GIVEN INFORMATION:
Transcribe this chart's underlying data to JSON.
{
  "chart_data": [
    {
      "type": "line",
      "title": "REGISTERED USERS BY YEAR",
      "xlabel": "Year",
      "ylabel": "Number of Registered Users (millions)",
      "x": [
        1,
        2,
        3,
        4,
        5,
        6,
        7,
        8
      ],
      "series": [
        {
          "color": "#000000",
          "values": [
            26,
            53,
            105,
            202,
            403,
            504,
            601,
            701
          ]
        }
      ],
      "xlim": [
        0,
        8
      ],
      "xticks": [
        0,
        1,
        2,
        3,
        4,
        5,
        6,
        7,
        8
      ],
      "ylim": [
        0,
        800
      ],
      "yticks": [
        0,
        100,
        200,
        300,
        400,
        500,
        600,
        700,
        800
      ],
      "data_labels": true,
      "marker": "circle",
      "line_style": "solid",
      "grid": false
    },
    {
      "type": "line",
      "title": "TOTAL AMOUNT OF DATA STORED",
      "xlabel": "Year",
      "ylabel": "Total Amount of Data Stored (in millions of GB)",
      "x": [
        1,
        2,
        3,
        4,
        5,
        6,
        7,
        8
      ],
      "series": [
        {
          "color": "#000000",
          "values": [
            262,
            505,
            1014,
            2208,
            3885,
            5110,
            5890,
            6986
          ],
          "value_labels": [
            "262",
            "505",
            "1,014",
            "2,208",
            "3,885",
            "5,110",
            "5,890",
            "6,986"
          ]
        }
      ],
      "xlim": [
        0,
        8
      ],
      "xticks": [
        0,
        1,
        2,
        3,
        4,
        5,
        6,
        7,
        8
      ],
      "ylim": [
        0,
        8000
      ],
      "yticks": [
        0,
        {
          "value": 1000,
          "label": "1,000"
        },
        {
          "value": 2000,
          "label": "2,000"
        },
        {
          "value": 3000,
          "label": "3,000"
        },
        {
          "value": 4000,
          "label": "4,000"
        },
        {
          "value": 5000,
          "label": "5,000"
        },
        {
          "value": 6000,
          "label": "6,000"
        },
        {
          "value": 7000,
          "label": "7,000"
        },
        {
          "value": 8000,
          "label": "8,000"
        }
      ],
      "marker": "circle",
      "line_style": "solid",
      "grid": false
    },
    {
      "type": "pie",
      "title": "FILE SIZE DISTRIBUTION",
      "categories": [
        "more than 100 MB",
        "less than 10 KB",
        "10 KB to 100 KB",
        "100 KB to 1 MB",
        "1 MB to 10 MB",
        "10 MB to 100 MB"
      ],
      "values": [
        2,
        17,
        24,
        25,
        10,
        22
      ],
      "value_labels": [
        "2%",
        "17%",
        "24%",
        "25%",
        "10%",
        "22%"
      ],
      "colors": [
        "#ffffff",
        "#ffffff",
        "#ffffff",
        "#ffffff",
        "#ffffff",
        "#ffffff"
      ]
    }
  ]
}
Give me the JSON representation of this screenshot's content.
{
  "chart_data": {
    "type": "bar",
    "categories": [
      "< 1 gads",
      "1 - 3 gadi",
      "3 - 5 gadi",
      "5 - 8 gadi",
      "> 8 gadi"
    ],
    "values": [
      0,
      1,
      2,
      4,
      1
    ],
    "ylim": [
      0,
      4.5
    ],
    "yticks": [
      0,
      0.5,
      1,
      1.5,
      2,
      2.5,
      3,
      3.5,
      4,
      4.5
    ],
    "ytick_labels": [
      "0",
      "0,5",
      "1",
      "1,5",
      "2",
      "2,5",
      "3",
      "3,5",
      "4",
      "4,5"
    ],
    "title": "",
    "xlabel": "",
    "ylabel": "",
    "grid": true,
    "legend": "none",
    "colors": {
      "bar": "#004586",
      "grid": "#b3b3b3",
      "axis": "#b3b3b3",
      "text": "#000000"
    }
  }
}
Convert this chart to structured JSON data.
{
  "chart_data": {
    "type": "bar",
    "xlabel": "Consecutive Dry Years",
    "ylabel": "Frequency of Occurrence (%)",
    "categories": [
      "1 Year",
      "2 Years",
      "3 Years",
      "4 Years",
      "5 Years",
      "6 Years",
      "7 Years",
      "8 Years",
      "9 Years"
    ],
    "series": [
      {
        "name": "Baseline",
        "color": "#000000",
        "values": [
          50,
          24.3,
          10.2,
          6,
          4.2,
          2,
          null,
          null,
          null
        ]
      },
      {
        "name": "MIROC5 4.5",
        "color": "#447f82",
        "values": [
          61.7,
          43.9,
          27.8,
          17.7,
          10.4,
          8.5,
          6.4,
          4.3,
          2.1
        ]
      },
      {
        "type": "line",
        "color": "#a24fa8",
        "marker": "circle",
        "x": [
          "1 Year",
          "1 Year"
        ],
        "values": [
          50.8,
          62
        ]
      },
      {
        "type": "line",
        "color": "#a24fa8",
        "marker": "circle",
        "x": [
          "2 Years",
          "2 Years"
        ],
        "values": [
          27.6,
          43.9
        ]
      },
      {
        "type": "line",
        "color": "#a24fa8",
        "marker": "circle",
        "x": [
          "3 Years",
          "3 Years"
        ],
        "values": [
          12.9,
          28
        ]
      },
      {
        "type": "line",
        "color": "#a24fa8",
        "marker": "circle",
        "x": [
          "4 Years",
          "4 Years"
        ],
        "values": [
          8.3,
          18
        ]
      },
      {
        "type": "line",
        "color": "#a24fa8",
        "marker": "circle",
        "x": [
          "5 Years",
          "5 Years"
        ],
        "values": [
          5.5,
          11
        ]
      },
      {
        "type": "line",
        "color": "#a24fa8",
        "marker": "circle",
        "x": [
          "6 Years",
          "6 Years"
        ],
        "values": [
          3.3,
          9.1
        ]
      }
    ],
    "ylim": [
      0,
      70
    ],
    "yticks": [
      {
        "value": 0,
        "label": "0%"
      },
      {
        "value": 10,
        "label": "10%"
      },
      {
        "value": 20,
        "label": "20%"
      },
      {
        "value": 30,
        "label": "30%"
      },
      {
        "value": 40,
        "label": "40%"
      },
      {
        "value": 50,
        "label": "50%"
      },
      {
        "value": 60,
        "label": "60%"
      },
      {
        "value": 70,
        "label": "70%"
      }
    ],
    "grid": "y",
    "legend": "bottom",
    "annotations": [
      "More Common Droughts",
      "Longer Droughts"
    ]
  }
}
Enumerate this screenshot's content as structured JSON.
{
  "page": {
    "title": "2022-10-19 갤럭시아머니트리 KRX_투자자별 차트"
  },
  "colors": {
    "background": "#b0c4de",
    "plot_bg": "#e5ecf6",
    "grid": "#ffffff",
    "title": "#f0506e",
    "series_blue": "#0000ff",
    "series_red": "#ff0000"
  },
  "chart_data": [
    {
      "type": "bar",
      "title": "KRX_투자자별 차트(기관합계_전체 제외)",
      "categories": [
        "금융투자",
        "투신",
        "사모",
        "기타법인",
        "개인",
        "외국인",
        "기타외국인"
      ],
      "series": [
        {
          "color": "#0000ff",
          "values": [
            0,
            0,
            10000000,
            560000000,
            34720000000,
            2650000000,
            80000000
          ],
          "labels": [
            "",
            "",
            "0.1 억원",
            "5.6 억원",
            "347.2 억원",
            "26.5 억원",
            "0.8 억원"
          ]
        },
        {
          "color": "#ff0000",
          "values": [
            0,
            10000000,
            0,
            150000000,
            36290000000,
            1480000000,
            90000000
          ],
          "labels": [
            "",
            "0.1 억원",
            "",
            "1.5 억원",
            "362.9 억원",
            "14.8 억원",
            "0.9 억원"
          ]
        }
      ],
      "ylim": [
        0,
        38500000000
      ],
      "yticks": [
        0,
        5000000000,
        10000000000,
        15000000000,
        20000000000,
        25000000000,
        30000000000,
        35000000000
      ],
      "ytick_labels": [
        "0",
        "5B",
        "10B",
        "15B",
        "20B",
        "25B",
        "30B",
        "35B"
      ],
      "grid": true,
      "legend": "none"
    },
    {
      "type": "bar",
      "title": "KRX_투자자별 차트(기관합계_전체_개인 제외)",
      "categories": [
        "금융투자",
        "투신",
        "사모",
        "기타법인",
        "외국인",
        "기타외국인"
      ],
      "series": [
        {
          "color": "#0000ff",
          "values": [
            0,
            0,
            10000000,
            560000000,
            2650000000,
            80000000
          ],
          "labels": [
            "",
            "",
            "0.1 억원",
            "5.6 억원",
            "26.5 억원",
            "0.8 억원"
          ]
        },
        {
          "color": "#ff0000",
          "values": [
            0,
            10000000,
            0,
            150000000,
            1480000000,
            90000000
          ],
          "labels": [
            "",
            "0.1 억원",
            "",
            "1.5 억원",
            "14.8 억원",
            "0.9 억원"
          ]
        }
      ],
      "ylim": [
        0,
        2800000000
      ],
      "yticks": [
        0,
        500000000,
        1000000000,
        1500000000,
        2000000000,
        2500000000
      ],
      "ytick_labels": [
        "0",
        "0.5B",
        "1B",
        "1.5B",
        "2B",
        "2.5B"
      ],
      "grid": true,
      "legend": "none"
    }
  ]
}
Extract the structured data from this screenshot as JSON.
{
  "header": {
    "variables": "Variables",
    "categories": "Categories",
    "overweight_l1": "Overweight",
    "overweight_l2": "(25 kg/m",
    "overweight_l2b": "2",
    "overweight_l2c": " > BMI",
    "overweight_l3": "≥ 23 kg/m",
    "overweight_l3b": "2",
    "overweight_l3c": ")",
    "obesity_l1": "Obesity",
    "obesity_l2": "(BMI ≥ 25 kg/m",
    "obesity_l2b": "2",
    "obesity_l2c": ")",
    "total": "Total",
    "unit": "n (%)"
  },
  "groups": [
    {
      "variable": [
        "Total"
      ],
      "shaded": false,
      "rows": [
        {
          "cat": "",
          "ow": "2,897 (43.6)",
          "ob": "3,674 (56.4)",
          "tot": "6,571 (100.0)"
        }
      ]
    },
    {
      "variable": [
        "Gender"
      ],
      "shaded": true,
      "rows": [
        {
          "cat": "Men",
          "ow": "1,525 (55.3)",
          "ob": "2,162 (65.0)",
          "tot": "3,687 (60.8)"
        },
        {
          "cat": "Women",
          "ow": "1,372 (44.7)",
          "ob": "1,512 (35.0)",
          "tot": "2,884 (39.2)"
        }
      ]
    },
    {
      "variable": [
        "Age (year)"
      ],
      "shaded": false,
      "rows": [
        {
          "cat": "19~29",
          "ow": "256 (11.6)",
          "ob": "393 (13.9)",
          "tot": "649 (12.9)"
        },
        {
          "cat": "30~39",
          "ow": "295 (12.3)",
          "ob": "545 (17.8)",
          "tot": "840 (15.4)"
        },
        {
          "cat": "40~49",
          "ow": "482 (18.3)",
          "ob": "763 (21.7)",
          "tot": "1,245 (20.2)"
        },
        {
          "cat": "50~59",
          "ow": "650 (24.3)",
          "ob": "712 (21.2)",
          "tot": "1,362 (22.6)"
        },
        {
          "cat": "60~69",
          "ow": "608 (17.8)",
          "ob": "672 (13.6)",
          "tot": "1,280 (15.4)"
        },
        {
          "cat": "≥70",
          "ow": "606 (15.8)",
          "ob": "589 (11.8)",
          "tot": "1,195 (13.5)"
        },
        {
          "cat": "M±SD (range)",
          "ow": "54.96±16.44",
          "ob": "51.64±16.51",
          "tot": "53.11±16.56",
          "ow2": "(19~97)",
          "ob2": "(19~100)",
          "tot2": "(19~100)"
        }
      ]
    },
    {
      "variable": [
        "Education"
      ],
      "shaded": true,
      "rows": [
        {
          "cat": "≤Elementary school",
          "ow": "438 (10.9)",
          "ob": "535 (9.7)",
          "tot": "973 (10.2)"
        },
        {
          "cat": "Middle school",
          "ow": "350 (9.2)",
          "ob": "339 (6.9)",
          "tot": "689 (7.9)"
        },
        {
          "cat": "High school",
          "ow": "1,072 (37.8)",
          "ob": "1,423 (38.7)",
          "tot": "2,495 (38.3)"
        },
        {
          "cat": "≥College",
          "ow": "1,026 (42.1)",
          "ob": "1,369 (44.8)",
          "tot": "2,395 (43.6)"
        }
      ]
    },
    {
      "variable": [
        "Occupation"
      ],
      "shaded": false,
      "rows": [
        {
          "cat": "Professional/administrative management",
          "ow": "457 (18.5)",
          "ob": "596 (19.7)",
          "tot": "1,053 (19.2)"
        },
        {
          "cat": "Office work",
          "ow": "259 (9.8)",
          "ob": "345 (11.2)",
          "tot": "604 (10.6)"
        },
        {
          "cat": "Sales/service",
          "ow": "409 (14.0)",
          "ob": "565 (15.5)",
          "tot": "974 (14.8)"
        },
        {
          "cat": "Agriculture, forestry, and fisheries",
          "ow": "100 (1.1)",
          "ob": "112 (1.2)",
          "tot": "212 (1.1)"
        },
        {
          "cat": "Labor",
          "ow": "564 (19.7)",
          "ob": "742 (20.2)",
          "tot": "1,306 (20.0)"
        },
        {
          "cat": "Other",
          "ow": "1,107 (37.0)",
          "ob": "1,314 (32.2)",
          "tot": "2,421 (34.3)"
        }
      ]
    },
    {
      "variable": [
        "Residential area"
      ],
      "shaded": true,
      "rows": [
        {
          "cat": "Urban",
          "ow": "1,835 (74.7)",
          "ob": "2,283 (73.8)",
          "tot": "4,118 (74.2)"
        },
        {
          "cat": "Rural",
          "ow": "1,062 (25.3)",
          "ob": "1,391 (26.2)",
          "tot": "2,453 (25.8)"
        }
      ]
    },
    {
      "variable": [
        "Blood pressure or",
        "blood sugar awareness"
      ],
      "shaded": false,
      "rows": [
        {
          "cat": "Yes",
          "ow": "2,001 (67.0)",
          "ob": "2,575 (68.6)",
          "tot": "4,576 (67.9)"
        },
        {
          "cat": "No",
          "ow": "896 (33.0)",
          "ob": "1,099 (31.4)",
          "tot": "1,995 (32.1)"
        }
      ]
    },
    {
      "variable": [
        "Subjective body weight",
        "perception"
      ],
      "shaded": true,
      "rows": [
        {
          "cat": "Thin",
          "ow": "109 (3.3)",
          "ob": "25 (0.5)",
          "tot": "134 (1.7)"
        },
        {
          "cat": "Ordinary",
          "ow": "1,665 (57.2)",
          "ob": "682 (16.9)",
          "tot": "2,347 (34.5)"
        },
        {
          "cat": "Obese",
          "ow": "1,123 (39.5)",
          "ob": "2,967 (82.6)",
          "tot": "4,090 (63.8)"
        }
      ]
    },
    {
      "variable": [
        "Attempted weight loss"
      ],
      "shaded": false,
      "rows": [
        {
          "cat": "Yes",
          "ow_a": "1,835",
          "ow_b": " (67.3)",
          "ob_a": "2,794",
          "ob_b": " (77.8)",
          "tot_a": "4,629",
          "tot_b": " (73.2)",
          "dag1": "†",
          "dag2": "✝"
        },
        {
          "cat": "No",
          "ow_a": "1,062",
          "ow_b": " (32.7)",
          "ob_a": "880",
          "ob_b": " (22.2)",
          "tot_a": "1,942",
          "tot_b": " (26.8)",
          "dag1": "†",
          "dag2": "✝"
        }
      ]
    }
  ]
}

WHAT YOU ARE ASKED TO DO: In the entries above, find each line with the word "Droughts" and copy it.

ANSWER TO THE TASK:
      "More Common Droughts",
      "Longer Droughts"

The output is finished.